(Short problem):
Leave out the pictures; transcribe all else exactly.
━━━━━ Input data
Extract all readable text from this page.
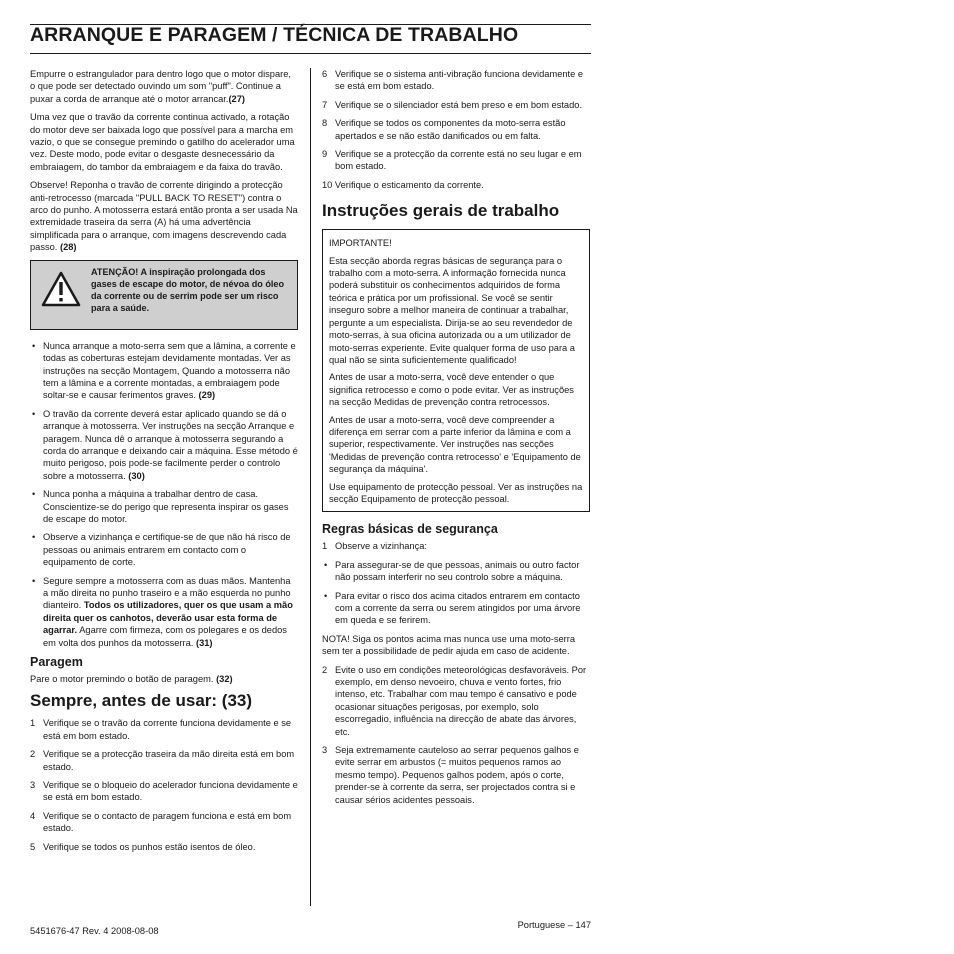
ARRANQUE E PARAGEM / TÉCNICA DE TRABALHO

Empurre o estrangulador para dentro logo que o motor dispare, o que pode ser detectado ouvindo um som "puff". Continue a puxar a corda de arranque até o motor arrancar.(27)

Uma vez que o travão da corrente continua activado, a rotação do motor deve ser baixada logo que possível para a marcha em vazio, o que se consegue premindo o gatilho do acelerador uma vez. Deste modo, pode evitar o desgaste desnecessário da embraiagem, do tambor da embraiagem e da faixa do travão.

Observe! Reponha o travão de corrente dirigindo a protecção anti-retrocesso (marcada "PULL BACK TO RESET") contra o arco do punho. A motosserra estará então pronta a ser usada Na extremidade traseira da serra (A) há uma advertência simplificada para o arranque, com imagens descrevendo cada passo. (28)

ATENÇÃO! A inspiração prolongada dos gases de escape do motor, de névoa do óleo da corrente ou de serrim pode ser um risco para a saúde.
• Nunca arranque a moto-serra sem que a lâmina, a corrente e todas as coberturas estejam devidamente montadas. Ver as instruções na secção Montagem, Quando a motosserra não tem a lâmina e a corrente montadas, a embraiagem pode soltar-se e causar ferimentos graves. (29)
• O travão da corrente deverá estar aplicado quando se dá o arranque à motosserra. Ver instruções na secção Arranque e paragem. Nunca dê o arranque à motosserra segurando a corda do arranque e deixando cair a máquina. Esse método é muito perigoso, pois pode-se facilmente perder o controlo sobre a motosserra. (30)
• Nunca ponha a máquina a trabalhar dentro de casa. Conscientize-se do perigo que representa inspirar os gases de escape do motor.
• Observe a vizinhança e certifique-se de que não há risco de pessoas ou animais entrarem em contacto com o equipamento de corte.
• Segure sempre a motosserra com as duas mãos. Mantenha a mão direita no punho traseiro e a mão esquerda no punho dianteiro. Todos os utilizadores, quer os que usam a mão direita quer os canhotos, deverão usar esta forma de agarrar. Agarre com firmeza, com os polegares e os dedos em volta dos punhos da motosserra. (31)
Paragem

Pare o motor premindo o botão de paragem. (32)

Sempre, antes de usar: (33)
1 Verifique se o travão da corrente funciona devidamente e se está em bom estado.
2 Verifique se a protecção traseira da mão direita está em bom estado.
3 Verifique se o bloqueio do acelerador funciona devidamente e se está em bom estado.
4 Verifique se o contacto de paragem funciona e está em bom estado.
5 Verifique se todos os punhos estão isentos de óleo.
6 Verifique se o sistema anti-vibração funciona devidamente e se está em bom estado.
7 Verifique se o silenciador está bem preso e em bom estado.
8 Verifique se todos os componentes da moto-serra estão apertados e se não estão danificados ou em falta.
9 Verifique se a protecção da corrente está no seu lugar e em bom estado.

10 Verifique o esticamento da corrente.

Instruções gerais de trabalho

IMPORTANTE!

Esta secção aborda regras básicas de segurança para o trabalho com a moto-serra. A informação fornecida nunca poderá substituir os conhecimentos adquiridos de forma teórica e prática por um profissional. Se você se sentir inseguro sobre a melhor maneira de continuar a trabalhar, pergunte a um especialista. Dirija-se ao seu revendedor de moto-serras, à sua oficina autorizada ou a um utilizador de moto-serras experiente. Evite qualquer forma de uso para a qual não se sinta suficientemente qualificado!

Antes de usar a moto-serra, você deve entender o que significa retrocesso e como o pode evitar. Ver as instruções na secção Medidas de prevenção contra retrocessos.

Antes de usar a moto-serra, você deve compreender a diferença em serrar com a parte inferior da lâmina e com a superior, respectivamente. Ver instruções nas secções 'Medidas de prevenção contra retrocesso' e 'Equipamento de segurança da máquina'.

Use equipamento de protecção pessoal. Ver as instruções na secção Equipamento de protecção pessoal.

Regras básicas de segurança
1 Observe a vizinhança:
• Para assegurar-se de que pessoas, animais ou outro factor não possam interferir no seu controlo sobre a máquina.
• Para evitar o risco dos acima citados entrarem em contacto com a corrente da serra ou serem atingidos por uma árvore em queda e se ferirem.

NOTA! Siga os pontos acima mas nunca use uma moto-serra sem ter a possibilidade de pedir ajuda em caso de acidente.

2 Evite o uso em condições meteorológicas desfavoráveis. Por exemplo, em denso nevoeiro, chuva e vento fortes, frio intenso, etc. Trabalhar com mau tempo é cansativo e pode ocasionar situações perigosas, por exemplo, solo escorregadio, influência na direcção de abate das árvores, etc.
3 Seja extremamente cauteloso ao serrar pequenos galhos e evite serrar em arbustos (= muitos pequenos ramos ao mesmo tempo). Pequenos galhos podem, após o corte, prender-se à corrente da serra, ser projectados contra si e causar sérios acidentes pessoais.
5451676-47 Rev. 4 2008-08-08
Portuguese – 147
━━━━━━━━━━
(Exercise response):
Extract all readable text from this page.
ARRANQUE E PARAGEM / TÉCNICA DE TRABALHO

Empurre o estrangulador para dentro logo que o motor dispare, o que pode ser detectado ouvindo um som "puff". Continue a puxar a corda de arranque até o motor arrancar.(27)

Uma vez que o travão da corrente continua activado, a rotação do motor deve ser baixada logo que possível para a marcha em vazio, o que se consegue premindo o gatilho do acelerador uma vez. Deste modo, pode evitar o desgaste desnecessário da embraiagem, do tambor da embraiagem e da faixa do travão.

Observe! Reponha o travão de corrente dirigindo a protecção anti-retrocesso (marcada "PULL BACK TO RESET") contra o arco do punho. A motosserra estará então pronta a ser usada Na extremidade traseira da serra (A) há uma advertência simplificada para o arranque, com imagens descrevendo cada passo. (28)

ATENÇÃO! A inspiração prolongada dos gases de escape do motor, de névoa do óleo da corrente ou de serrim pode ser um risco para a saúde.
• Nunca arranque a moto-serra sem que a lâmina, a corrente e todas as coberturas estejam devidamente montadas. Ver as instruções na secção Montagem, Quando a motosserra não tem a lâmina e a corrente montadas, a embraiagem pode soltar-se e causar ferimentos graves. (29)
• O travão da corrente deverá estar aplicado quando se dá o arranque à motosserra. Ver instruções na secção Arranque e paragem. Nunca dê o arranque à motosserra segurando a corda do arranque e deixando cair a máquina. Esse método é muito perigoso, pois pode-se facilmente perder o controlo sobre a motosserra. (30)
• Nunca ponha a máquina a trabalhar dentro de casa. Conscientize-se do perigo que representa inspirar os gases de escape do motor.
• Observe a vizinhança e certifique-se de que não há risco de pessoas ou animais entrarem em contacto com o equipamento de corte.
• Segure sempre a motosserra com as duas mãos. Mantenha a mão direita no punho traseiro e a mão esquerda no punho dianteiro. Todos os utilizadores, quer os que usam a mão direita quer os canhotos, deverão usar esta forma de agarrar. Agarre com firmeza, com os polegares e os dedos em volta dos punhos da motosserra. (31)
Paragem

Pare o motor premindo o botão de paragem. (32)

Sempre, antes de usar: (33)
1 Verifique se o travão da corrente funciona devidamente e se está em bom estado.
2 Verifique se a protecção traseira da mão direita está em bom estado.
3 Verifique se o bloqueio do acelerador funciona devidamente e se está em bom estado.
4 Verifique se o contacto de paragem funciona e está em bom estado.
5 Verifique se todos os punhos estão isentos de óleo.
6 Verifique se o sistema anti-vibração funciona devidamente e se está em bom estado.
7 Verifique se o silenciador está bem preso e em bom estado.
8 Verifique se todos os componentes da moto-serra estão apertados e se não estão danificados ou em falta.
9 Verifique se a protecção da corrente está no seu lugar e em bom estado.

10 Verifique o esticamento da corrente.

Instruções gerais de trabalho

IMPORTANTE!

Esta secção aborda regras básicas de segurança para o trabalho com a moto-serra. A informação fornecida nunca poderá substituir os conhecimentos adquiridos de forma teórica e prática por um profissional. Se você se sentir inseguro sobre a melhor maneira de continuar a trabalhar, pergunte a um especialista. Dirija-se ao seu revendedor de moto-serras, à sua oficina autorizada ou a um utilizador de moto-serras experiente. Evite qualquer forma de uso para a qual não se sinta suficientemente qualificado!

Antes de usar a moto-serra, você deve entender o que significa retrocesso e como o pode evitar. Ver as instruções na secção Medidas de prevenção contra retrocessos.

Antes de usar a moto-serra, você deve compreender a diferença em serrar com a parte inferior da lâmina e com a superior, respectivamente. Ver instruções nas secções 'Medidas de prevenção contra retrocesso' e 'Equipamento de segurança da máquina'.

Use equipamento de protecção pessoal. Ver as instruções na secção Equipamento de protecção pessoal.

Regras básicas de segurança
1 Observe a vizinhança:
• Para assegurar-se de que pessoas, animais ou outro factor não possam interferir no seu controlo sobre a máquina.
• Para evitar o risco dos acima citados entrarem em contacto com a corrente da serra ou serem atingidos por uma árvore em queda e se ferirem.

NOTA! Siga os pontos acima mas nunca use uma moto-serra sem ter a possibilidade de pedir ajuda em caso de acidente.

2 Evite o uso em condições meteorológicas desfavoráveis. Por exemplo, em denso nevoeiro, chuva e vento fortes, frio intenso, etc. Trabalhar com mau tempo é cansativo e pode ocasionar situações perigosas, por exemplo, solo escorregadio, influência na direcção de abate das árvores, etc.
3 Seja extremamente cauteloso ao serrar pequenos galhos e evite serrar em arbustos (= muitos pequenos ramos ao mesmo tempo). Pequenos galhos podem, após o corte, prender-se à corrente da serra, ser projectados contra si e causar sérios acidentes pessoais.
5451676-47 Rev. 4 2008-08-08
Portuguese – 147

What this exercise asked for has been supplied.